- [To do]: Print all the data, keeping every line exactly as it is.

##########

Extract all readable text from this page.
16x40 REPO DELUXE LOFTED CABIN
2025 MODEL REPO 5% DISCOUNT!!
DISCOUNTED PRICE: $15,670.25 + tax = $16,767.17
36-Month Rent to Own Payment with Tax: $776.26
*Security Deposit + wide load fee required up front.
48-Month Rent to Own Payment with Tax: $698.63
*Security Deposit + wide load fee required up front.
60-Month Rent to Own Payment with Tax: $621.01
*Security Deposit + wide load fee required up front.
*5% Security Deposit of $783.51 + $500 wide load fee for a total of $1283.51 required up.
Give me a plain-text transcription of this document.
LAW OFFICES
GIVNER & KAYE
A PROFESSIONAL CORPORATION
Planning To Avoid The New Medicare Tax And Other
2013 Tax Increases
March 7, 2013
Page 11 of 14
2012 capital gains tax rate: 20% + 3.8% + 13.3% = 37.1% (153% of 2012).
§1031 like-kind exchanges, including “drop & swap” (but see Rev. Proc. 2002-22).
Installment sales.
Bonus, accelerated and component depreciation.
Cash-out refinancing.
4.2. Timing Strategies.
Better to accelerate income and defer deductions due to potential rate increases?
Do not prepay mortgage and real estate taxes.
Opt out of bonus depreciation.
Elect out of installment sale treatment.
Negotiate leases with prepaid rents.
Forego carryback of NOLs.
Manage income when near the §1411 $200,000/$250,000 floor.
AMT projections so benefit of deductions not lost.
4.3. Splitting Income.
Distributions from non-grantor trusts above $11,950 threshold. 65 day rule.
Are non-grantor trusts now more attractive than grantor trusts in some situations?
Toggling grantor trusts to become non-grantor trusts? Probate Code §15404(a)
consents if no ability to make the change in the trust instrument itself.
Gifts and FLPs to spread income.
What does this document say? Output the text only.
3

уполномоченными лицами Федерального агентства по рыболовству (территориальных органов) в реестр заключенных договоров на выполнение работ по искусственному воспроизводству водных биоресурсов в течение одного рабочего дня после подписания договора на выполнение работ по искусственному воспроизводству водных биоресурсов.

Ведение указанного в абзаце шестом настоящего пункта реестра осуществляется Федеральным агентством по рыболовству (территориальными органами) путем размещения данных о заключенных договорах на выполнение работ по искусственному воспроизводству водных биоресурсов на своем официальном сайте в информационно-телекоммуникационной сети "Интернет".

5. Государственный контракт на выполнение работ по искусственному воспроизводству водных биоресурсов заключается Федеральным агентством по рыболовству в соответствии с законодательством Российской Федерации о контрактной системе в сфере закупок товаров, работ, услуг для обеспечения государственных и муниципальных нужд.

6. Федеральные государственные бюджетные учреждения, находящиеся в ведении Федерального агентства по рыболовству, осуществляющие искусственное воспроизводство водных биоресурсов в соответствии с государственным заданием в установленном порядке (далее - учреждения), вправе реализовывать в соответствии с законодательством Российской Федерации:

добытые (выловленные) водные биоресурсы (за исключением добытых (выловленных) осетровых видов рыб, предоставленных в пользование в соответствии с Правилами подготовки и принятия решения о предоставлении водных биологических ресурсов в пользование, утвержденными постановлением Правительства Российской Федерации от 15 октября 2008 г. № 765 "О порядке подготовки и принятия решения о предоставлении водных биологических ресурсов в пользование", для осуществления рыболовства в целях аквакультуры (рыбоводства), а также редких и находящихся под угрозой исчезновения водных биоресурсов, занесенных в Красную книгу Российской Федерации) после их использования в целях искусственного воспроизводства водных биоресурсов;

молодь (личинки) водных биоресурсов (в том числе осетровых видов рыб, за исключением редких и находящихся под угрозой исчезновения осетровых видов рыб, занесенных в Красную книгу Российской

##########

- [Expected output]:
Extract all readable text from this page.
16x40 REPO DELUXE LOFTED CABIN
2025 MODEL REPO 5% DISCOUNT!!
DISCOUNTED PRICE: $15,670.25 + tax = $16,767.17
36-Month Rent to Own Payment with Tax: $776.26
*Security Deposit + wide load fee required up front.
48-Month Rent to Own Payment with Tax: $698.63
*Security Deposit + wide load fee required up front.
60-Month Rent to Own Payment with Tax: $621.01
*Security Deposit + wide load fee required up front.
*5% Security Deposit of $783.51 + $500 wide load fee for a total of $1283.51 required up.
Give me a plain-text transcription of this document.
LAW OFFICES
GIVNER & KAYE
A PROFESSIONAL CORPORATION
Planning To Avoid The New Medicare Tax And Other
2013 Tax Increases
March 7, 2013
Page 11 of 14
2012 capital gains tax rate: 20% + 3.8% + 13.3% = 37.1% (153% of 2012).
§1031 like-kind exchanges, including “drop & swap” (but see Rev. Proc. 2002-22).
Installment sales.
Bonus, accelerated and component depreciation.
Cash-out refinancing.
4.2. Timing Strategies.
Better to accelerate income and defer deductions due to potential rate increases?
Do not prepay mortgage and real estate taxes.
Opt out of bonus depreciation.
Elect out of installment sale treatment.
Negotiate leases with prepaid rents.
Forego carryback of NOLs.
Manage income when near the §1411 $200,000/$250,000 floor.
AMT projections so benefit of deductions not lost.
4.3. Splitting Income.
Distributions from non-grantor trusts above $11,950 threshold. 65 day rule.
Are non-grantor trusts now more attractive than grantor trusts in some situations?
Toggling grantor trusts to become non-grantor trusts? Probate Code §15404(a)
consents if no ability to make the change in the trust instrument itself.
Gifts and FLPs to spread income.
What does this document say? Output the text only.
3

уполномоченными лицами Федерального агентства по рыболовству (территориальных органов) в реестр заключенных договоров на выполнение работ по искусственному воспроизводству водных биоресурсов в течение одного рабочего дня после подписания договора на выполнение работ по искусственному воспроизводству водных биоресурсов.

Ведение указанного в абзаце шестом настоящего пункта реестра осуществляется Федеральным агентством по рыболовству (территориальными органами) путем размещения данных о заключенных договорах на выполнение работ по искусственному воспроизводству водных биоресурсов на своем официальном сайте в информационно-телекоммуникационной сети "Интернет".

5. Государственный контракт на выполнение работ по искусственному воспроизводству водных биоресурсов заключается Федеральным агентством по рыболовству в соответствии с законодательством Российской Федерации о контрактной системе в сфере закупок товаров, работ, услуг для обеспечения государственных и муниципальных нужд.

6. Федеральные государственные бюджетные учреждения, находящиеся в ведении Федерального агентства по рыболовству, осуществляющие искусственное воспроизводство водных биоресурсов в соответствии с государственным заданием в установленном порядке (далее - учреждения), вправе реализовывать в соответствии с законодательством Российской Федерации:

добытые (выловленные) водные биоресурсы (за исключением добытых (выловленных) осетровых видов рыб, предоставленных в пользование в соответствии с Правилами подготовки и принятия решения о предоставлении водных биологических ресурсов в пользование, утвержденными постановлением Правительства Российской Федерации от 15 октября 2008 г. № 765 "О порядке подготовки и принятия решения о предоставлении водных биологических ресурсов в пользование", для осуществления рыболовства в целях аквакультуры (рыбоводства), а также редких и находящихся под угрозой исчезновения водных биоресурсов, занесенных в Красную книгу Российской Федерации) после их использования в целях искусственного воспроизводства водных биоресурсов;

молодь (личинки) водных биоресурсов (в том числе осетровых видов рыб, за исключением редких и находящихся под угрозой исчезновения осетровых видов рыб, занесенных в Красную книгу Российской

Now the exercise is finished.